§ DATA EXTRACT
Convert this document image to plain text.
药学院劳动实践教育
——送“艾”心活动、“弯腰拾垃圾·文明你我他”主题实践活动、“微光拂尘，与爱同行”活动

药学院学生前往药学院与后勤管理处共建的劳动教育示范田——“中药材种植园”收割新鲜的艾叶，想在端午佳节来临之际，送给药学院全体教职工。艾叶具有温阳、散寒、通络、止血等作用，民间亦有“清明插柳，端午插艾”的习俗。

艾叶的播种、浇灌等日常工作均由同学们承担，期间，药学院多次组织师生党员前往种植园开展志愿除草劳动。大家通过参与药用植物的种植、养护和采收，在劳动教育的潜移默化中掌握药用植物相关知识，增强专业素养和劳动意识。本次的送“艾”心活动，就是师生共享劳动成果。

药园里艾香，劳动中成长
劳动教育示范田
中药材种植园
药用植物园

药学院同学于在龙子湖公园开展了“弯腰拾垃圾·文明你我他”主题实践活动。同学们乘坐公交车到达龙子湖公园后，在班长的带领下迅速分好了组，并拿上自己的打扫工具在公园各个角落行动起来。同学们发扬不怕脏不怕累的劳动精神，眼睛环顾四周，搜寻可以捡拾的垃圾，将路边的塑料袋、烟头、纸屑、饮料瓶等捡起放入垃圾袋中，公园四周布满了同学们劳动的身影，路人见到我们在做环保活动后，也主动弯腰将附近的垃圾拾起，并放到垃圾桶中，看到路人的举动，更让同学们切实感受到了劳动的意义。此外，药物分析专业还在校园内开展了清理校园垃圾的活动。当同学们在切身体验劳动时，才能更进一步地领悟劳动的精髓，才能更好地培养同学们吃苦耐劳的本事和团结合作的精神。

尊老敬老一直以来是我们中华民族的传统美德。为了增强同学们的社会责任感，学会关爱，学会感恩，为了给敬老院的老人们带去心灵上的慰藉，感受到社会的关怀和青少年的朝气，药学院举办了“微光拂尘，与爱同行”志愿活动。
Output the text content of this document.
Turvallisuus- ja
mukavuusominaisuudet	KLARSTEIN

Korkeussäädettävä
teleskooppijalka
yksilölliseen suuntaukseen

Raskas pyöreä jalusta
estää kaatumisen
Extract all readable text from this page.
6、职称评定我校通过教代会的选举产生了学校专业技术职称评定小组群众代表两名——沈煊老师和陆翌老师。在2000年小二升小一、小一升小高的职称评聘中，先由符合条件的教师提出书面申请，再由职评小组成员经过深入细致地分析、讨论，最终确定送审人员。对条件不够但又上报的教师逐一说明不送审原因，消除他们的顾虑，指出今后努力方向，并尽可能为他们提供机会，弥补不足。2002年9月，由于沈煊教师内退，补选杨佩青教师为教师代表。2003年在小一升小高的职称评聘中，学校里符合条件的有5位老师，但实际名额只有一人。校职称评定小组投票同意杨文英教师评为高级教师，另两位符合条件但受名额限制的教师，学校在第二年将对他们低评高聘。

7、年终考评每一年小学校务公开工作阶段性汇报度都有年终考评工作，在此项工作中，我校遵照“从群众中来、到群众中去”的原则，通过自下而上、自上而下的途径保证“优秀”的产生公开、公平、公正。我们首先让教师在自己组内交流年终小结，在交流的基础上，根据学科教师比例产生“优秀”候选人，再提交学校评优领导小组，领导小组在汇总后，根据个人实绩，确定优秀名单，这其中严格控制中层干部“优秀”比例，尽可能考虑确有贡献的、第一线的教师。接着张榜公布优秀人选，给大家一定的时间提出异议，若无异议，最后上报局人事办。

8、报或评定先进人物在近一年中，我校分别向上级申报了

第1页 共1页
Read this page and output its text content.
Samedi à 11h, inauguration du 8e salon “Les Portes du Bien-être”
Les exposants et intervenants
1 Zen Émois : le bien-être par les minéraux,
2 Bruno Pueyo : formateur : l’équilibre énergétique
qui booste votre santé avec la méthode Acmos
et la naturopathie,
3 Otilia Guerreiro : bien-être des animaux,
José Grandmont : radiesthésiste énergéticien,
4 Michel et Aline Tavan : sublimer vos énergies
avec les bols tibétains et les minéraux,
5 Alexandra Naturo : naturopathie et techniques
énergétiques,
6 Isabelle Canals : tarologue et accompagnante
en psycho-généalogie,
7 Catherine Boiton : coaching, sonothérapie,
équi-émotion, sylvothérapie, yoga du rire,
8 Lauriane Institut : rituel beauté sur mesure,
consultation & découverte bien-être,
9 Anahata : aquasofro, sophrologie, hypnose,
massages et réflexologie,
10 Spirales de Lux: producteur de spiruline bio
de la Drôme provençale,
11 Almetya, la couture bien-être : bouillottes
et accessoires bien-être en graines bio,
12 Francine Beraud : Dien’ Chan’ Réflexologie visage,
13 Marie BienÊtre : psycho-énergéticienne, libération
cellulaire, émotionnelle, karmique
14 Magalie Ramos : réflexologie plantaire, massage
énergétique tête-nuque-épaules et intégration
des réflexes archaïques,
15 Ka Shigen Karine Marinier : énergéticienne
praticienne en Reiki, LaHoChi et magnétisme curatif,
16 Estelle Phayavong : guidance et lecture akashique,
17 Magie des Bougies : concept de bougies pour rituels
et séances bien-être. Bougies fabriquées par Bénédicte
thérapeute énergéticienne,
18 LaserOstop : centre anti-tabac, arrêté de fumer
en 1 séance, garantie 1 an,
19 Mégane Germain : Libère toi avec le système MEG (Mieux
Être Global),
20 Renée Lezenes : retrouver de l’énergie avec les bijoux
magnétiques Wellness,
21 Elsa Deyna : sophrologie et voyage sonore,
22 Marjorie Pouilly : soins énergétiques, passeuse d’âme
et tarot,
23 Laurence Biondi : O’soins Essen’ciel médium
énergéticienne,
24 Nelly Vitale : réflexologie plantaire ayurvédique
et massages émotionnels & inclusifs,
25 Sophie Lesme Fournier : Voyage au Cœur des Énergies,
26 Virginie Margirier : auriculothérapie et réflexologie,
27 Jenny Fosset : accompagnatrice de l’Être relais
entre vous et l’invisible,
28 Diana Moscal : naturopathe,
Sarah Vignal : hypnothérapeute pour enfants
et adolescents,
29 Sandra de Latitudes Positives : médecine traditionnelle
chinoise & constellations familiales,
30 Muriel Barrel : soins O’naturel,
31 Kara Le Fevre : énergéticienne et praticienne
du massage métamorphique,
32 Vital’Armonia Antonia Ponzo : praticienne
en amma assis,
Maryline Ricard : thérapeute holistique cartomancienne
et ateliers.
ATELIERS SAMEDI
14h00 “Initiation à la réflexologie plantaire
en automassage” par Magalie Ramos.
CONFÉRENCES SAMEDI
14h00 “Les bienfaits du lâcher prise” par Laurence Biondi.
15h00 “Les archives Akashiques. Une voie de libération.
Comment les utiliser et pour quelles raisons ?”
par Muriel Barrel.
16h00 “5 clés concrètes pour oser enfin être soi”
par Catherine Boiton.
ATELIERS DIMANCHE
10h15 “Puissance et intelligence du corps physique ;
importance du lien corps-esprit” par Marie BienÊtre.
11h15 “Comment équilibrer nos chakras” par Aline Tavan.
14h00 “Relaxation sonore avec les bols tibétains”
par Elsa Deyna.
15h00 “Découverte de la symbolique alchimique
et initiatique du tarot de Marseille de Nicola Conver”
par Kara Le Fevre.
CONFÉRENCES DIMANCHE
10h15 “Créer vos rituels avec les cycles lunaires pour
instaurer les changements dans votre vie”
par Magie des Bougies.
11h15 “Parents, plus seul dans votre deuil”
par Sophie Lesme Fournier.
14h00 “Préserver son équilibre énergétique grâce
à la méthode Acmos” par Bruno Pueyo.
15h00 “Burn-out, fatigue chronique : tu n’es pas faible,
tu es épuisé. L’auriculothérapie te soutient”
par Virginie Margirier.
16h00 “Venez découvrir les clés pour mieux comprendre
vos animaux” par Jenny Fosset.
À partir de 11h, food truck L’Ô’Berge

§ WHAT YOU SHOULD DO
Determine how many lines of the data contain the word "Barrel", and reply with that number only.

§ TASK OUTPUT
2